▸ Set problem: Retype all material exactly. Pictures stay out of the copy.

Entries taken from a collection
■ ■ ■ ■ ■

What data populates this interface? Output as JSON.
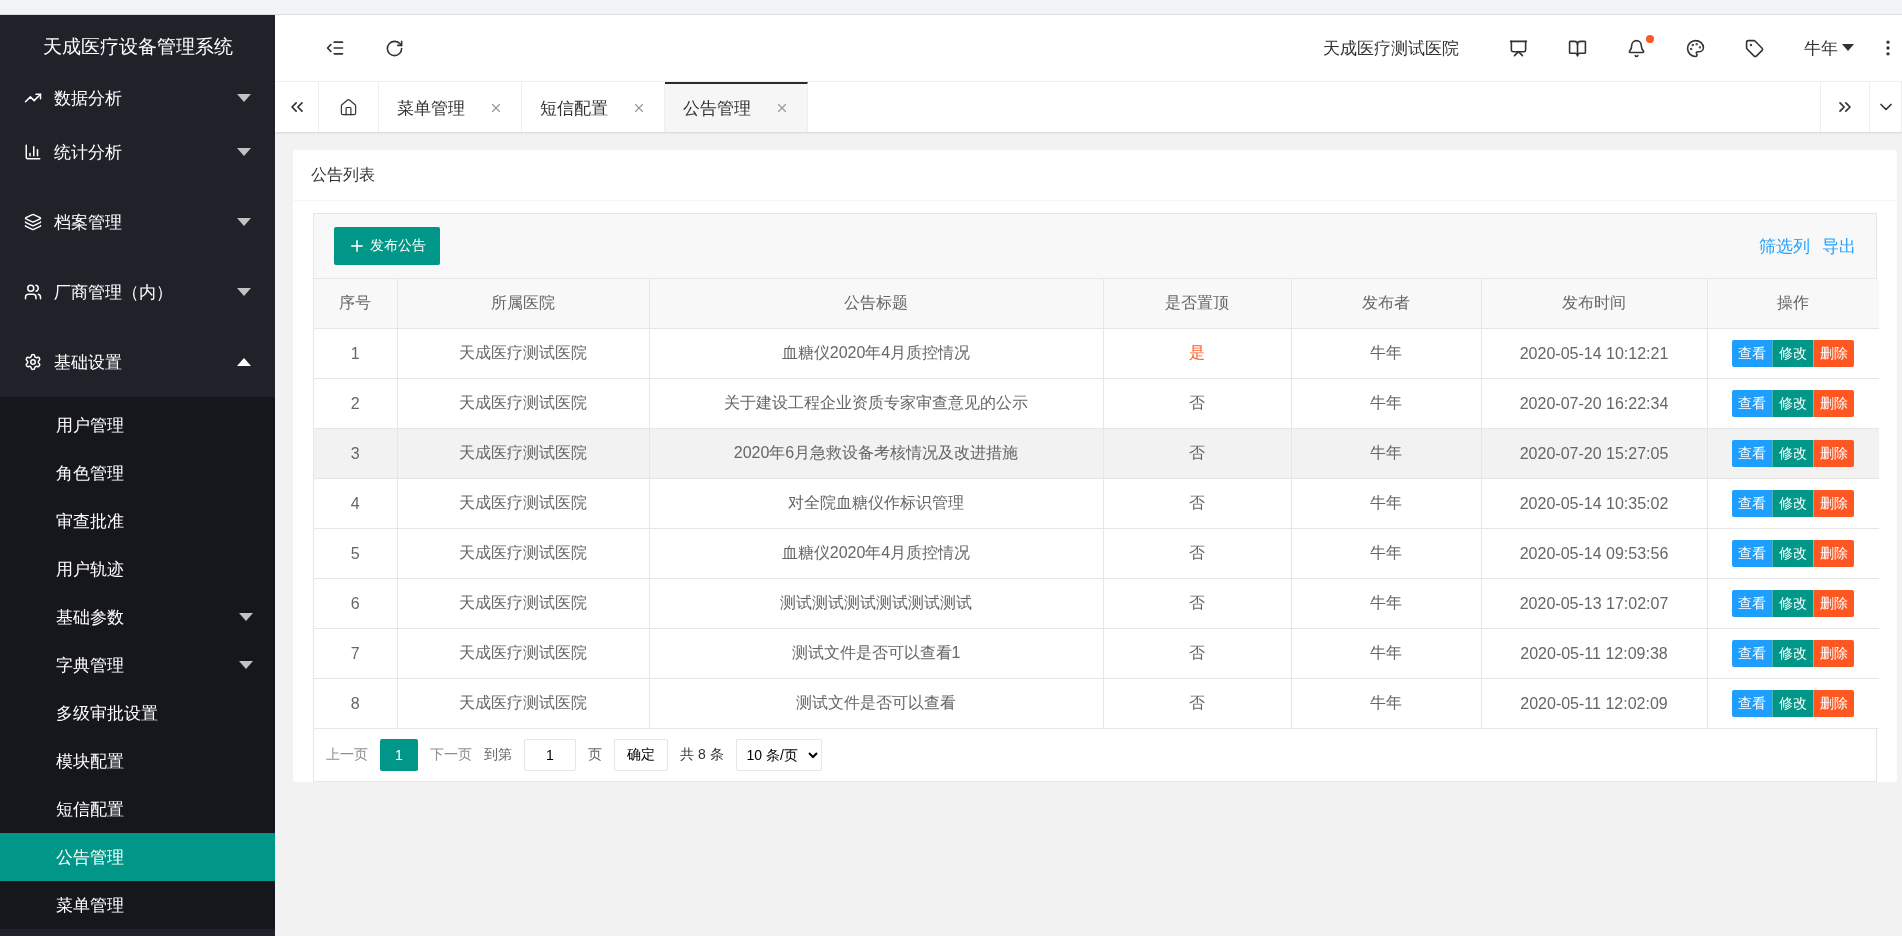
{
  "sidebar": {
    "title": "天成医疗设备管理系统",
    "items": [
      {
        "label": "数据分析",
        "expanded": false
      },
      {
        "label": "统计分析",
        "expanded": false
      },
      {
        "label": "档案管理",
        "expanded": false
      },
      {
        "label": "厂商管理（内）",
        "expanded": false
      },
      {
        "label": "基础设置",
        "expanded": true,
        "children": [
          {
            "label": "用户管理",
            "has_children": false,
            "selected": false
          },
          {
            "label": "角色管理",
            "has_children": false,
            "selected": false
          },
          {
            "label": "审查批准",
            "has_children": false,
            "selected": false
          },
          {
            "label": "用户轨迹",
            "has_children": false,
            "selected": false
          },
          {
            "label": "基础参数",
            "has_children": true,
            "selected": false
          },
          {
            "label": "字典管理",
            "has_children": true,
            "selected": false
          },
          {
            "label": "多级审批设置",
            "has_children": false,
            "selected": false
          },
          {
            "label": "模块配置",
            "has_children": false,
            "selected": false
          },
          {
            "label": "短信配置",
            "has_children": false,
            "selected": false
          },
          {
            "label": "公告管理",
            "has_children": false,
            "selected": true
          },
          {
            "label": "菜单管理",
            "has_children": false,
            "selected": false
          }
        ]
      }
    ]
  },
  "header": {
    "hospital": "天成医疗测试医院",
    "user": "牛年",
    "has_notification": true
  },
  "tabs": [
    {
      "label": "菜单管理",
      "selected": false
    },
    {
      "label": "短信配置",
      "selected": false
    },
    {
      "label": "公告管理",
      "selected": true
    }
  ],
  "card": {
    "title": "公告列表",
    "add_button": "发布公告",
    "links": [
      "筛选列",
      "导出"
    ],
    "columns": [
      "序号",
      "所属医院",
      "公告标题",
      "是否置顶",
      "发布者",
      "发布时间",
      "操作"
    ],
    "rows": [
      {
        "no": "1",
        "hospital": "天成医疗测试医院",
        "title": "血糖仪2020年4月质控情况",
        "pinned": true,
        "pinned_text": "是",
        "publisher": "牛年",
        "time": "2020-05-14 10:12:21",
        "highlighted": false,
        "actions": [
          {
            "label": "查看",
            "kind": "view"
          },
          {
            "label": "修改",
            "kind": "edit"
          },
          {
            "label": "删除",
            "kind": "delete"
          }
        ]
      },
      {
        "no": "2",
        "hospital": "天成医疗测试医院",
        "title": "关于建设工程企业资质专家审查意见的公示",
        "pinned": false,
        "pinned_text": "否",
        "publisher": "牛年",
        "time": "2020-07-20 16:22:34",
        "highlighted": false,
        "actions": [
          {
            "label": "查看",
            "kind": "view"
          },
          {
            "label": "修改",
            "kind": "edit"
          },
          {
            "label": "删除",
            "kind": "delete"
          }
        ]
      },
      {
        "no": "3",
        "hospital": "天成医疗测试医院",
        "title": "2020年6月急救设备考核情况及改进措施",
        "pinned": false,
        "pinned_text": "否",
        "publisher": "牛年",
        "time": "2020-07-20 15:27:05",
        "highlighted": true,
        "actions": [
          {
            "label": "查看",
            "kind": "view"
          },
          {
            "label": "修改",
            "kind": "edit"
          },
          {
            "label": "删除",
            "kind": "delete"
          }
        ]
      },
      {
        "no": "4",
        "hospital": "天成医疗测试医院",
        "title": "对全院血糖仪作标识管理",
        "pinned": false,
        "pinned_text": "否",
        "publisher": "牛年",
        "time": "2020-05-14 10:35:02",
        "highlighted": false,
        "actions": [
          {
            "label": "查看",
            "kind": "view"
          },
          {
            "label": "修改",
            "kind": "edit"
          },
          {
            "label": "删除",
            "kind": "delete"
          }
        ]
      },
      {
        "no": "5",
        "hospital": "天成医疗测试医院",
        "title": "血糖仪2020年4月质控情况",
        "pinned": false,
        "pinned_text": "否",
        "publisher": "牛年",
        "time": "2020-05-14 09:53:56",
        "highlighted": false,
        "actions": [
          {
            "label": "查看",
            "kind": "view"
          },
          {
            "label": "修改",
            "kind": "edit"
          },
          {
            "label": "删除",
            "kind": "delete"
          }
        ]
      },
      {
        "no": "6",
        "hospital": "天成医疗测试医院",
        "title": "测试测试测试测试测试测试",
        "pinned": false,
        "pinned_text": "否",
        "publisher": "牛年",
        "time": "2020-05-13 17:02:07",
        "highlighted": false,
        "actions": [
          {
            "label": "查看",
            "kind": "view"
          },
          {
            "label": "修改",
            "kind": "edit"
          },
          {
            "label": "删除",
            "kind": "delete"
          }
        ]
      },
      {
        "no": "7",
        "hospital": "天成医疗测试医院",
        "title": "测试文件是否可以查看1",
        "pinned": false,
        "pinned_text": "否",
        "publisher": "牛年",
        "time": "2020-05-11 12:09:38",
        "highlighted": false,
        "actions": [
          {
            "label": "查看",
            "kind": "view"
          },
          {
            "label": "修改",
            "kind": "edit"
          },
          {
            "label": "删除",
            "kind": "delete"
          }
        ]
      },
      {
        "no": "8",
        "hospital": "天成医疗测试医院",
        "title": "测试文件是否可以查看",
        "pinned": false,
        "pinned_text": "否",
        "publisher": "牛年",
        "time": "2020-05-11 12:02:09",
        "highlighted": false,
        "actions": [
          {
            "label": "查看",
            "kind": "view"
          },
          {
            "label": "修改",
            "kind": "edit"
          },
          {
            "label": "删除",
            "kind": "delete"
          }
        ]
      }
    ],
    "pagination": {
      "prev": {
        "label": "上一页",
        "disabled": true
      },
      "pages": [
        {
          "label": "1",
          "selected": true
        }
      ],
      "next": {
        "label": "下一页",
        "disabled": true
      },
      "goto_label": "到第",
      "goto_value": "1",
      "page_unit": "页",
      "confirm": "确定",
      "total": "共 8 条",
      "page_size": "10 条/页"
    }
  }
}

■ ■ ■ ■ ■

▸ Finished answer:
What data populates this interface? Output as JSON.
{
  "sidebar": {
    "title": "天成医疗设备管理系统",
    "items": [
      {
        "label": "数据分析",
        "expanded": false
      },
      {
        "label": "统计分析",
        "expanded": false
      },
      {
        "label": "档案管理",
        "expanded": false
      },
      {
        "label": "厂商管理（内）",
        "expanded": false
      },
      {
        "label": "基础设置",
        "expanded": true,
        "children": [
          {
            "label": "用户管理",
            "has_children": false,
            "selected": false
          },
          {
            "label": "角色管理",
            "has_children": false,
            "selected": false
          },
          {
            "label": "审查批准",
            "has_children": false,
            "selected": false
          },
          {
            "label": "用户轨迹",
            "has_children": false,
            "selected": false
          },
          {
            "label": "基础参数",
            "has_children": true,
            "selected": false
          },
          {
            "label": "字典管理",
            "has_children": true,
            "selected": false
          },
          {
            "label": "多级审批设置",
            "has_children": false,
            "selected": false
          },
          {
            "label": "模块配置",
            "has_children": false,
            "selected": false
          },
          {
            "label": "短信配置",
            "has_children": false,
            "selected": false
          },
          {
            "label": "公告管理",
            "has_children": false,
            "selected": true
          },
          {
            "label": "菜单管理",
            "has_children": false,
            "selected": false
          }
        ]
      }
    ]
  },
  "header": {
    "hospital": "天成医疗测试医院",
    "user": "牛年",
    "has_notification": true
  },
  "tabs": [
    {
      "label": "菜单管理",
      "selected": false
    },
    {
      "label": "短信配置",
      "selected": false
    },
    {
      "label": "公告管理",
      "selected": true
    }
  ],
  "card": {
    "title": "公告列表",
    "add_button": "发布公告",
    "links": [
      "筛选列",
      "导出"
    ],
    "columns": [
      "序号",
      "所属医院",
      "公告标题",
      "是否置顶",
      "发布者",
      "发布时间",
      "操作"
    ],
    "rows": [
      {
        "no": "1",
        "hospital": "天成医疗测试医院",
        "title": "血糖仪2020年4月质控情况",
        "pinned": true,
        "pinned_text": "是",
        "publisher": "牛年",
        "time": "2020-05-14 10:12:21",
        "highlighted": false,
        "actions": [
          {
            "label": "查看",
            "kind": "view"
          },
          {
            "label": "修改",
            "kind": "edit"
          },
          {
            "label": "删除",
            "kind": "delete"
          }
        ]
      },
      {
        "no": "2",
        "hospital": "天成医疗测试医院",
        "title": "关于建设工程企业资质专家审查意见的公示",
        "pinned": false,
        "pinned_text": "否",
        "publisher": "牛年",
        "time": "2020-07-20 16:22:34",
        "highlighted": false,
        "actions": [
          {
            "label": "查看",
            "kind": "view"
          },
          {
            "label": "修改",
            "kind": "edit"
          },
          {
            "label": "删除",
            "kind": "delete"
          }
        ]
      },
      {
        "no": "3",
        "hospital": "天成医疗测试医院",
        "title": "2020年6月急救设备考核情况及改进措施",
        "pinned": false,
        "pinned_text": "否",
        "publisher": "牛年",
        "time": "2020-07-20 15:27:05",
        "highlighted": true,
        "actions": [
          {
            "label": "查看",
            "kind": "view"
          },
          {
            "label": "修改",
            "kind": "edit"
          },
          {
            "label": "删除",
            "kind": "delete"
          }
        ]
      },
      {
        "no": "4",
        "hospital": "天成医疗测试医院",
        "title": "对全院血糖仪作标识管理",
        "pinned": false,
        "pinned_text": "否",
        "publisher": "牛年",
        "time": "2020-05-14 10:35:02",
        "highlighted": false,
        "actions": [
          {
            "label": "查看",
            "kind": "view"
          },
          {
            "label": "修改",
            "kind": "edit"
          },
          {
            "label": "删除",
            "kind": "delete"
          }
        ]
      },
      {
        "no": "5",
        "hospital": "天成医疗测试医院",
        "title": "血糖仪2020年4月质控情况",
        "pinned": false,
        "pinned_text": "否",
        "publisher": "牛年",
        "time": "2020-05-14 09:53:56",
        "highlighted": false,
        "actions": [
          {
            "label": "查看",
            "kind": "view"
          },
          {
            "label": "修改",
            "kind": "edit"
          },
          {
            "label": "删除",
            "kind": "delete"
          }
        ]
      },
      {
        "no": "6",
        "hospital": "天成医疗测试医院",
        "title": "测试测试测试测试测试测试",
        "pinned": false,
        "pinned_text": "否",
        "publisher": "牛年",
        "time": "2020-05-13 17:02:07",
        "highlighted": false,
        "actions": [
          {
            "label": "查看",
            "kind": "view"
          },
          {
            "label": "修改",
            "kind": "edit"
          },
          {
            "label": "删除",
            "kind": "delete"
          }
        ]
      },
      {
        "no": "7",
        "hospital": "天成医疗测试医院",
        "title": "测试文件是否可以查看1",
        "pinned": false,
        "pinned_text": "否",
        "publisher": "牛年",
        "time": "2020-05-11 12:09:38",
        "highlighted": false,
        "actions": [
          {
            "label": "查看",
            "kind": "view"
          },
          {
            "label": "修改",
            "kind": "edit"
          },
          {
            "label": "删除",
            "kind": "delete"
          }
        ]
      },
      {
        "no": "8",
        "hospital": "天成医疗测试医院",
        "title": "测试文件是否可以查看",
        "pinned": false,
        "pinned_text": "否",
        "publisher": "牛年",
        "time": "2020-05-11 12:02:09",
        "highlighted": false,
        "actions": [
          {
            "label": "查看",
            "kind": "view"
          },
          {
            "label": "修改",
            "kind": "edit"
          },
          {
            "label": "删除",
            "kind": "delete"
          }
        ]
      }
    ],
    "pagination": {
      "prev": {
        "label": "上一页",
        "disabled": true
      },
      "pages": [
        {
          "label": "1",
          "selected": true
        }
      ],
      "next": {
        "label": "下一页",
        "disabled": true
      },
      "goto_label": "到第",
      "goto_value": "1",
      "page_unit": "页",
      "confirm": "确定",
      "total": "共 8 条",
      "page_size": "10 条/页"
    }
  }
}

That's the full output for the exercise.